Among the entries below, find the lines with "this" and copy them.

Given records:
---+---

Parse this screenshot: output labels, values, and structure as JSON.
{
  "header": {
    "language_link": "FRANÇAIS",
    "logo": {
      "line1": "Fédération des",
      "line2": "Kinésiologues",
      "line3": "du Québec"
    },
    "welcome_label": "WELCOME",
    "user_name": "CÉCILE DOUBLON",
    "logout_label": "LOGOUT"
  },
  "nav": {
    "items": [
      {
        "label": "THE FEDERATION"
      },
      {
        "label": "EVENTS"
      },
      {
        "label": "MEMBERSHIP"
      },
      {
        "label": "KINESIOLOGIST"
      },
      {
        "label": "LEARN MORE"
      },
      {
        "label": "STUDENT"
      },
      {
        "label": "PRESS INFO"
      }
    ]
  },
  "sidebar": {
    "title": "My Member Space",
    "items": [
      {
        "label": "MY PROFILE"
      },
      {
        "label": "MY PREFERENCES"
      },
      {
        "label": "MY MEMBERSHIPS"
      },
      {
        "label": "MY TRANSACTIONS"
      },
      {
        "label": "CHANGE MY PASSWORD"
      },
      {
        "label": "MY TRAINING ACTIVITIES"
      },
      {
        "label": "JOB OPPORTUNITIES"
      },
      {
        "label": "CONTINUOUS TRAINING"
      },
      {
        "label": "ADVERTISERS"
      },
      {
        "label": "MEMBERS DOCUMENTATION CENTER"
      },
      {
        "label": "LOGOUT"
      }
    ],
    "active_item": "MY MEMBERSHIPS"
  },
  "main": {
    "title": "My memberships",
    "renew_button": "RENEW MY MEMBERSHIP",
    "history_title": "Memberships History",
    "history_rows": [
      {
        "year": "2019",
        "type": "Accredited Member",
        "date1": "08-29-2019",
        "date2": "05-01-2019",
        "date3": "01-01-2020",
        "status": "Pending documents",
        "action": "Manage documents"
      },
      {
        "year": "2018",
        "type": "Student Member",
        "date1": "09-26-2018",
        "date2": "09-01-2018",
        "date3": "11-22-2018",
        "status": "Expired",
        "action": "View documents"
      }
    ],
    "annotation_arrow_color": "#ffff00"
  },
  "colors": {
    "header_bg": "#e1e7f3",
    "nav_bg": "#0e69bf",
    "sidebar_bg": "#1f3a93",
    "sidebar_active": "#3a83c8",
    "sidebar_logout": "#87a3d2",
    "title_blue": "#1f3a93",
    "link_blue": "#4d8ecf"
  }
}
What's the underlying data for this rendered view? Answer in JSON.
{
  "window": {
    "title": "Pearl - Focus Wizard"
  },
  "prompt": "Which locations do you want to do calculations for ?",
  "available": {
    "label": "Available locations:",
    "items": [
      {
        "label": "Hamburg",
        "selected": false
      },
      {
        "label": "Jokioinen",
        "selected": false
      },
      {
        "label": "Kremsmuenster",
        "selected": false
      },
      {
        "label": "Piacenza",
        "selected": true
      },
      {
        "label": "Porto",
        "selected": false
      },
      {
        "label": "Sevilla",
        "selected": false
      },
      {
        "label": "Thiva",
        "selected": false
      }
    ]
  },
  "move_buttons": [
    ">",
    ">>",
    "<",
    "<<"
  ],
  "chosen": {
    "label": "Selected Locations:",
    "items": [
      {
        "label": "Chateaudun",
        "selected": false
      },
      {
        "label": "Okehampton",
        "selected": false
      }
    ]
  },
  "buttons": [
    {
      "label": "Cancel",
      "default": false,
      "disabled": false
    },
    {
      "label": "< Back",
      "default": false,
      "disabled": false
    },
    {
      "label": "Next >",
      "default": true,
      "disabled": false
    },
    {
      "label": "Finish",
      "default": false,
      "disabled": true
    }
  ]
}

---+---

Correct response:
Parse this screenshot: output labels, values, and structure as JSON.
What's the underlying data for this rendered view? Answer in JSON.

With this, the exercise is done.